DIRECTIONS> Answer with a single number: the count of lines that include the string "offset".

DATA SUPPLIED>
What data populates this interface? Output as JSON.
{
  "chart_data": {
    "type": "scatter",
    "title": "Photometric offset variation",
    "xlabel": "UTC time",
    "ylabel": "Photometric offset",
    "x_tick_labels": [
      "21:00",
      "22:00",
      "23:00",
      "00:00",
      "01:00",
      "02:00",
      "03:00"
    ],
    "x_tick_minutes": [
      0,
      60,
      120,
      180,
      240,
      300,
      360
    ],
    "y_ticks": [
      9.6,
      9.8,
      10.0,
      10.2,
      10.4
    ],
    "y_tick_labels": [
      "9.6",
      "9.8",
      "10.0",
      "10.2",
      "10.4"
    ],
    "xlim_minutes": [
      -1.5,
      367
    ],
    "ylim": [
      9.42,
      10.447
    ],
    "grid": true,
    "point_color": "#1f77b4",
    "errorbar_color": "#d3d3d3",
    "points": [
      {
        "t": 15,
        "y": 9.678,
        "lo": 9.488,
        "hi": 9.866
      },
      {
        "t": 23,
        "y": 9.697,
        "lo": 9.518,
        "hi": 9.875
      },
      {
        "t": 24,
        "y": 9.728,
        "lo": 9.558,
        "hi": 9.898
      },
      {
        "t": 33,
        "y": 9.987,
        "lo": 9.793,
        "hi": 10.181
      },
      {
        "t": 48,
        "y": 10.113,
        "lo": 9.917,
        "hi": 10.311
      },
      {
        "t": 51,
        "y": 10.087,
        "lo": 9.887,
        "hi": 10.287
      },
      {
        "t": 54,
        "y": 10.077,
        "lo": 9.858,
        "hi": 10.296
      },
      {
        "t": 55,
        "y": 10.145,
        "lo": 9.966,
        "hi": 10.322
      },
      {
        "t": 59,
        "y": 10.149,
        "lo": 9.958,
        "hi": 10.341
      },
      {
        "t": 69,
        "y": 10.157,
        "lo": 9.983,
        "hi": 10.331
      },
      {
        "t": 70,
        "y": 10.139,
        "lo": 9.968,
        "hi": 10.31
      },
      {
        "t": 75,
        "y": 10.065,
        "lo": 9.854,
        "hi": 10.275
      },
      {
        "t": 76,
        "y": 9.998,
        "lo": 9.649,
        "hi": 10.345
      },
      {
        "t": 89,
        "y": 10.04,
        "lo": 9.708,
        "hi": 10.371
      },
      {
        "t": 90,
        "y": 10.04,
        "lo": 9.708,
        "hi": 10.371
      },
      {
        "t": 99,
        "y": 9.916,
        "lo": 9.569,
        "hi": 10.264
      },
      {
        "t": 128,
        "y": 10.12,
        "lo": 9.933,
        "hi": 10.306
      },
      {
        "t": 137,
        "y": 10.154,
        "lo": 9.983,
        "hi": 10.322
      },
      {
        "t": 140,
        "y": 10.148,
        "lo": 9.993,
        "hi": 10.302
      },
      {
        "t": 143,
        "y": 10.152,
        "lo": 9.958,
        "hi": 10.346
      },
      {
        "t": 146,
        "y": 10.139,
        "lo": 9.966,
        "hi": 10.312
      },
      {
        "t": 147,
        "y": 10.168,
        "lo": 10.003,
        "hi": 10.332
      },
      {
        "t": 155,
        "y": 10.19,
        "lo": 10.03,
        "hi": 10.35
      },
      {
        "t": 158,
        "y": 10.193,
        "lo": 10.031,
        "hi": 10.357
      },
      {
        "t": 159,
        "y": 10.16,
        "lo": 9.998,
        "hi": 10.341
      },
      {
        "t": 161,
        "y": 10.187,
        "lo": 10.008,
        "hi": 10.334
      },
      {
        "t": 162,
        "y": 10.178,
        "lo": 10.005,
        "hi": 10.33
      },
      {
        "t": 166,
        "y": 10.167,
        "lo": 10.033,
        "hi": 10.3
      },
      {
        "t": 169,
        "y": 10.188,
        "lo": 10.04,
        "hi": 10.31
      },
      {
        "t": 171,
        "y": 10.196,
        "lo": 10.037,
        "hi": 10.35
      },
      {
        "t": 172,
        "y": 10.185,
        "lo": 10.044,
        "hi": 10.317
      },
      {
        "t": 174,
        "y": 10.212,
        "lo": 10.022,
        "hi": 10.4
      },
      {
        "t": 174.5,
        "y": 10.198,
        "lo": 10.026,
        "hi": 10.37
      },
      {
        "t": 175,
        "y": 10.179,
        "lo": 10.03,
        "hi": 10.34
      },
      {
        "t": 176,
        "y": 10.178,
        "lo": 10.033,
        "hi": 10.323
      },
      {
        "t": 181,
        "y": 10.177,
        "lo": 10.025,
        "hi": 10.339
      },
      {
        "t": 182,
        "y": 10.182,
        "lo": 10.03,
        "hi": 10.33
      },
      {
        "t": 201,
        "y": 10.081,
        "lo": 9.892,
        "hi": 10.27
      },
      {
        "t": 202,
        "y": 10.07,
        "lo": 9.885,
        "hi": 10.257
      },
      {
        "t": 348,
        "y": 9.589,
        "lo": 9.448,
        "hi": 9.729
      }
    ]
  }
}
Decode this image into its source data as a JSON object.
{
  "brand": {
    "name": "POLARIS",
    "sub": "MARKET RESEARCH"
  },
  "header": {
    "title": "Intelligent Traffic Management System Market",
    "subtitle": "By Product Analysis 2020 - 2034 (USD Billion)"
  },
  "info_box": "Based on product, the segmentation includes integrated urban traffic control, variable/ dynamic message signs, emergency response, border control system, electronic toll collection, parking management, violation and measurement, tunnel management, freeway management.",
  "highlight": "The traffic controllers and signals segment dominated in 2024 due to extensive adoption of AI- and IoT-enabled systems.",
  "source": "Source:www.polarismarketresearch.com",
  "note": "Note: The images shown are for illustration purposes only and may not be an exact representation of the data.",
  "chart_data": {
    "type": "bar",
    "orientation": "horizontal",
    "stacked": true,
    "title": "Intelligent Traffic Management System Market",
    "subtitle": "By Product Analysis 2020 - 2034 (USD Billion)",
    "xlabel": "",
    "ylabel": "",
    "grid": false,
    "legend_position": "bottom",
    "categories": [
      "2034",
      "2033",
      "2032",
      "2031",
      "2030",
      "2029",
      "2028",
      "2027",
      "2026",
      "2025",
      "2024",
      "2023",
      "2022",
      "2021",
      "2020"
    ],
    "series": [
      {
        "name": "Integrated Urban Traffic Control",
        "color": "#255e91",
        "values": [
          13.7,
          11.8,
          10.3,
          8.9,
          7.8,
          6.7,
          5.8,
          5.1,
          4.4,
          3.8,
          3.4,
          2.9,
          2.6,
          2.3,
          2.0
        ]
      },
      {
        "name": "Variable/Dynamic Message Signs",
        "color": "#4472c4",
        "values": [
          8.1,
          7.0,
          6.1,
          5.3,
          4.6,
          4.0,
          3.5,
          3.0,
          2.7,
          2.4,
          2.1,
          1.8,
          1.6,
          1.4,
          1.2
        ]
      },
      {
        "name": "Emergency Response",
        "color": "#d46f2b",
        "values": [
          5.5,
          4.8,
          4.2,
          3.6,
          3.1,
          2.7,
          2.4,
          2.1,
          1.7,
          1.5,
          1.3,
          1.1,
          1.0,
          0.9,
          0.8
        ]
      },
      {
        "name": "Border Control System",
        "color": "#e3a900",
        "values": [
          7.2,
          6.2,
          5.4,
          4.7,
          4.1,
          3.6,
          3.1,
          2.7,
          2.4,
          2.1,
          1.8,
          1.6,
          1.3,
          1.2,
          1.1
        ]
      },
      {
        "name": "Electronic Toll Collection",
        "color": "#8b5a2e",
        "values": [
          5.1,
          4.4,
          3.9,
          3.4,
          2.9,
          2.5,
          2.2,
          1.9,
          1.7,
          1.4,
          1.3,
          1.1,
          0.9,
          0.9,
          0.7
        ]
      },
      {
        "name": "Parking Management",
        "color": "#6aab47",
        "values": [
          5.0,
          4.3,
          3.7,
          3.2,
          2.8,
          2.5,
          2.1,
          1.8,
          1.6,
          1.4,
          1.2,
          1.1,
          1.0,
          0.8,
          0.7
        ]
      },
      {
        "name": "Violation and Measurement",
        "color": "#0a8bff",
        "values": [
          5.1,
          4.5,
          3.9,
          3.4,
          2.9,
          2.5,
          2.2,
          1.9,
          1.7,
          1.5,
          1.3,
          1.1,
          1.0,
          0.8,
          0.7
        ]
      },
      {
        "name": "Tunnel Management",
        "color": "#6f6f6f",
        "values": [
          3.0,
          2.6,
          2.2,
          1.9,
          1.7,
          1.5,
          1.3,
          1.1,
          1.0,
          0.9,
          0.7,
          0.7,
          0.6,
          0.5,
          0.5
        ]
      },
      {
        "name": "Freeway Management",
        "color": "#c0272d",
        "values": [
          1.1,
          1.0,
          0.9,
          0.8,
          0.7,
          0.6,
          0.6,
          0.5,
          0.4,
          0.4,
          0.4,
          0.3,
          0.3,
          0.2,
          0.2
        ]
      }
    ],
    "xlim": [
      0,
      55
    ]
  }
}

OUTPUT FOR THIS TASK> 2